> **GIVEN REQUEST A**
Lay out the records as a Markdown table with the columns "Entry" and "Content". Begin at the first line of the records and continue through the line containing "mapping-panel-header: Mapping Insert", including both ends and omitting blank lines.

> **TEXT**

- Mexican Peso recovered from Monday’s dip, with USD/MXN trading around 17.46.
- Banxico anticipates maintaining the overnight cash rate unchanged at 11.25%, with market pricing in a steady approach for the upcoming policy decisions.
- Federal Reserve’s pause in rate hikes last week has led to a 3.75% appreciation of the Peso against the Dollar.
Mexican Peso (MXN) extends its gains past the mid-North American session, even though the Greenback (USD) continues climbing over most G8 currencies. Still, the emerging market Peso remains driven by the Bank of Mexico (Banxico) next Thursday’s monetary policy meeting. Speculations that Banxico will keep rates high, at 11.25%, underpin the Mexican currency, as the USD/MXN is trading at 17.46, down 0.45%.
On Thursday, Banxico is expected to hold rates unchanged, as their officials have struck the markets with hawkish remarks, stating that rates need to be at the current level for a more extended period. Contrarily, last Wednesday’s Federal Reserve’s (Fed) decision to keep rates unchanged ignited speculations the Fed has finished its tightening cycle. This bolstered the Peso’s appreciation of 3.75% ever since, as the USD/MXN has plummeted from 18.12 to 17.45.
Daily digest movers: Mexican Peso shrugs off hawkish comments by Minnesota Fed President Kashkari
- The US 10-year Treasury bond yield drops five basis points at 4.598% after opening at around 4.64%.
- The CME FedWatch Tool shows odds of additional tightening plunging, as participants see a 20% chance for a 25-bp hike in January 2024. On the other side, rate cuts have begun to be priced in, with odds at 51.05% for a May 2024 25-bp rate cut.
- On the data front, the US trade deficit widened 4.9% to $61.5 billion from $58.7 billion, more than the foreseen $59.9 billion.
- Lately, Minnesota Fed President Neil Kashkari pushed back against the market’s ‘dovish’ perception, saying that the economy’s robustness raises the question of whether “is (policy) as tight as we (Fed) assume it currently is.” He added an uptick in inflation would warrant further tightening.
- On the dovish side, Chicago Fed President Austan Goolsbee stated that progress in inflation had been made and added the conversation of how high rates need to be, which could shift to how long it would take to keep rates at this level.
- Fed Governor Michelle Bowman expressed that the Fed may need to raise interest rates further to control inflation. However, she also noted that the significant increase in Treasury yields since September has led to tighter financial conditions.
- Ahead in the calendar will feature more Fed speakers, with Governors Michael Barr, Christopher Waller, and Kansas City Fed President Jeffrey Schmidt.

> **RECORDS TO USE**
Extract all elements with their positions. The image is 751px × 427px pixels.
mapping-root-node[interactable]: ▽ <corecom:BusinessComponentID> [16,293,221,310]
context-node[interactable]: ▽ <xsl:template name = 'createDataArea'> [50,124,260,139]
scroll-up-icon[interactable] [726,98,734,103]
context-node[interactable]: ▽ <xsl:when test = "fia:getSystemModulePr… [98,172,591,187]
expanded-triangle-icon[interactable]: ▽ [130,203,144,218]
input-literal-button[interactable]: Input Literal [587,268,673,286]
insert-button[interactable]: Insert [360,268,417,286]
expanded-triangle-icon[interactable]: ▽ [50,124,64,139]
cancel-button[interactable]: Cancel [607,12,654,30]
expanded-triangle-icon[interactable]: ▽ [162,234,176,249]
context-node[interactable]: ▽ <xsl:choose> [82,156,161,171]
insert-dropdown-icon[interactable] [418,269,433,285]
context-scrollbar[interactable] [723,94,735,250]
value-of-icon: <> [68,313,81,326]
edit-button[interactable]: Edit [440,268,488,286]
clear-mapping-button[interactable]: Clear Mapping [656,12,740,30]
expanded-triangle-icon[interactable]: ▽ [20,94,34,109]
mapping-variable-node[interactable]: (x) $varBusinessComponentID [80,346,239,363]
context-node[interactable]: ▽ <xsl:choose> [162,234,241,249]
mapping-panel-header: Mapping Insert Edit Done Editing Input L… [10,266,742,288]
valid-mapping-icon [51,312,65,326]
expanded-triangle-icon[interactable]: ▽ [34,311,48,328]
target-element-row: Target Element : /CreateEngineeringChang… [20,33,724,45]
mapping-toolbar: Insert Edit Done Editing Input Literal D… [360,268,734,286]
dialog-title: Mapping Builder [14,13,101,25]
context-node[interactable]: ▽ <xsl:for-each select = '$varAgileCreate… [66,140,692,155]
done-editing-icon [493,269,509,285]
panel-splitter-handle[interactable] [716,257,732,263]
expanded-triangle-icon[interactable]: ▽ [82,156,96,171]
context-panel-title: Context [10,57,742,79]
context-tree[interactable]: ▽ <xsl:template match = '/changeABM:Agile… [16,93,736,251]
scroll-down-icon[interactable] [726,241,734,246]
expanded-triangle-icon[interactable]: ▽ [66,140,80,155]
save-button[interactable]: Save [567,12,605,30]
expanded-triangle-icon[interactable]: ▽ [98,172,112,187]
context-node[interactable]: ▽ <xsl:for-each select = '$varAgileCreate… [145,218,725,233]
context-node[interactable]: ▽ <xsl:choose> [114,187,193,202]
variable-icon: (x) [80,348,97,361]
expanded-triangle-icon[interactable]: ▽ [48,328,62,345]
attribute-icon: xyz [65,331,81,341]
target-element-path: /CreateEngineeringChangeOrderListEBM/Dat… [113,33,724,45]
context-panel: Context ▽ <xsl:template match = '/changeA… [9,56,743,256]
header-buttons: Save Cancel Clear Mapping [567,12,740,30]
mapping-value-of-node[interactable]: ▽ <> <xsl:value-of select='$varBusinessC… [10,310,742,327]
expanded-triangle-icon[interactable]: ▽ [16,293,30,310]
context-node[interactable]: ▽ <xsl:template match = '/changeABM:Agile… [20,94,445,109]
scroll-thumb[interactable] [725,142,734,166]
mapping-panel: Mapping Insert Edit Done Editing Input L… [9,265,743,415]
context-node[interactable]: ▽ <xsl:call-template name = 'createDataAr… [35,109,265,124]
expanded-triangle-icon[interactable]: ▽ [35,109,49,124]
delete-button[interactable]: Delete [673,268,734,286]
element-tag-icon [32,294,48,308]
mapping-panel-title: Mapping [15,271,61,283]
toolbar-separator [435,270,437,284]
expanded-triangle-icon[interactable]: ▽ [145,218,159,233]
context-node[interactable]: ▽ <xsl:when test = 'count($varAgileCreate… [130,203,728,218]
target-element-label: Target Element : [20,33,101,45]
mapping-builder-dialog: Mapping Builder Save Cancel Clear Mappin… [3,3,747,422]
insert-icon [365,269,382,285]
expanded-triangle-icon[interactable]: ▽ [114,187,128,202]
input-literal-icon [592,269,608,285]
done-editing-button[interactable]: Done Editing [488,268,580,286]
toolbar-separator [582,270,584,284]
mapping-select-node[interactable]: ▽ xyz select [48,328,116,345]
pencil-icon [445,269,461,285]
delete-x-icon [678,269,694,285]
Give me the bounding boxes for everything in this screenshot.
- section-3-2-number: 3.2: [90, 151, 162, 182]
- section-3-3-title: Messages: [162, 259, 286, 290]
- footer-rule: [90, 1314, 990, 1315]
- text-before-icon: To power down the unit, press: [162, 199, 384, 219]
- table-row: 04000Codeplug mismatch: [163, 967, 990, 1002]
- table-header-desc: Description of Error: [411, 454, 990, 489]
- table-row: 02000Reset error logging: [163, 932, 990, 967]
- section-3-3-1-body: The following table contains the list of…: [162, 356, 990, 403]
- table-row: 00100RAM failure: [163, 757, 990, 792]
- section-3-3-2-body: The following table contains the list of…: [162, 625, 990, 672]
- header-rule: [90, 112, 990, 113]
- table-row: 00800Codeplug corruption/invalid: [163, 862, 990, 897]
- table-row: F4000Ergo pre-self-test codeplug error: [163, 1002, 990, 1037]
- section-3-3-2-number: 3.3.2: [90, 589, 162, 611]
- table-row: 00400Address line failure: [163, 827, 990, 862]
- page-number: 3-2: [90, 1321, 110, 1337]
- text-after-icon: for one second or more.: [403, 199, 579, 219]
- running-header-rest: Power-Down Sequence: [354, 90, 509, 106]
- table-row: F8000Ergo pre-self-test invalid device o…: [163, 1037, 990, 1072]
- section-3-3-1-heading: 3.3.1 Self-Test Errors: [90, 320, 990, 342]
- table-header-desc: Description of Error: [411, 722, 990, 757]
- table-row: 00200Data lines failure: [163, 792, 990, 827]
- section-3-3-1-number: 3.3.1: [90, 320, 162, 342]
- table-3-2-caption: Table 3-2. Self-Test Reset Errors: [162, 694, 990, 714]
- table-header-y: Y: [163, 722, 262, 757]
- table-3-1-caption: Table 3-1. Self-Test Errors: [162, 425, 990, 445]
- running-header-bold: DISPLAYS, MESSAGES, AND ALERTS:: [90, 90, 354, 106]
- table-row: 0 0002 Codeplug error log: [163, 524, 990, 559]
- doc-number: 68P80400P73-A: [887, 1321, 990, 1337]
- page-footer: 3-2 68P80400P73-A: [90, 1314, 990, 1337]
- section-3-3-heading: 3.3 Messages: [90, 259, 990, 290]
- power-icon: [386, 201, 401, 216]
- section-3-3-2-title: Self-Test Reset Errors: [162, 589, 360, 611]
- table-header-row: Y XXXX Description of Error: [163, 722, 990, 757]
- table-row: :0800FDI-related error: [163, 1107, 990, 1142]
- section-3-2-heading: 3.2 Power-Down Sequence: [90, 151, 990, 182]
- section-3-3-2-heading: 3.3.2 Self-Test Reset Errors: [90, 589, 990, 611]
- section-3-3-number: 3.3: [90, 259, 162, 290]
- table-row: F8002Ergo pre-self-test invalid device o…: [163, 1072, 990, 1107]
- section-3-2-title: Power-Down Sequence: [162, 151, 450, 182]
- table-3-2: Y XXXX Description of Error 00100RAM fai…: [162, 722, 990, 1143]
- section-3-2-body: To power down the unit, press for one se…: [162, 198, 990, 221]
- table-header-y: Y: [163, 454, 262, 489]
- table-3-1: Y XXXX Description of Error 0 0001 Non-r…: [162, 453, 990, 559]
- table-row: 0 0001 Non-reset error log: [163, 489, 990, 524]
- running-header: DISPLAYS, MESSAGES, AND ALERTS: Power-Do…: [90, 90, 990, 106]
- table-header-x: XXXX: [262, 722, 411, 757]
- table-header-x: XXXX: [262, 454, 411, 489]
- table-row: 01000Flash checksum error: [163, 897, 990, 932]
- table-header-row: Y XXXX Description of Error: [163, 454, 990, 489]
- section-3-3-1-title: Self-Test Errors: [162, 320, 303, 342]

> **GIVEN REQUEST B**
Answer the following questions about the article on the Mexican Peso:
(i) At what level is Banxico expected to keep the overnight cash rate?
(ii) To what amount did the US trade deficit widen?
(iii) Who is named as the Minnesota Fed President?

> **EXERCISE ANSWER A**
| Entry | Content |
|---|---|
| 1 | Extract all elements with their positions. The image is 751px × 427px pixels. |
| 2 | mapping-root-node[interactable]: ▽ <corecom:BusinessComponentID> [16,293,221,310] |
| 3 | context-node[interactable]: ▽ <xsl:template name = 'createDataArea'> [50,124,260,139] |
| 4 | scroll-up-icon[interactable] [726,98,734,103] |
| 5 | context-node[interactable]: ▽ <xsl:when test = "fia:getSystemModulePr… [98,172,591,187] |
| 6 | expanded-triangle-icon[interactable]: ▽ [130,203,144,218] |
| 7 | input-literal-button[interactable]: Input Literal [587,268,673,286] |
| 8 | insert-button[interactable]: Insert [360,268,417,286] |
| 9 | expanded-triangle-icon[interactable]: ▽ [50,124,64,139] |
| 10 | cancel-button[interactable]: Cancel [607,12,654,30] |
| 11 | expanded-triangle-icon[interactable]: ▽ [162,234,176,249] |
| 12 | context-node[interactable]: ▽ <xsl:choose> [82,156,161,171] |
| 13 | insert-dropdown-icon[interactable] [418,269,433,285] |
| 14 | context-scrollbar[interactable] [723,94,735,250] |
| 15 | value-of-icon: <> [68,313,81,326] |
| 16 | edit-button[interactable]: Edit [440,268,488,286] |
| 17 | clear-mapping-button[interactable]: Clear Mapping [656,12,740,30] |
| 18 | expanded-triangle-icon[interactable]: ▽ [20,94,34,109] |
| 19 | mapping-variable-node[interactable]: (x) $varBusinessComponentID [80,346,239,363] |
| 20 | context-node[interactable]: ▽ <xsl:choose> [162,234,241,249] |
| 21 | mapping-panel-header: Mapping Insert Edit Done Editing Input L… [10,266,742,288] |

> **EXERCISE ANSWER B**
(i) 11.25%
(ii) $61.5 billion
(iii) Neil Kashkari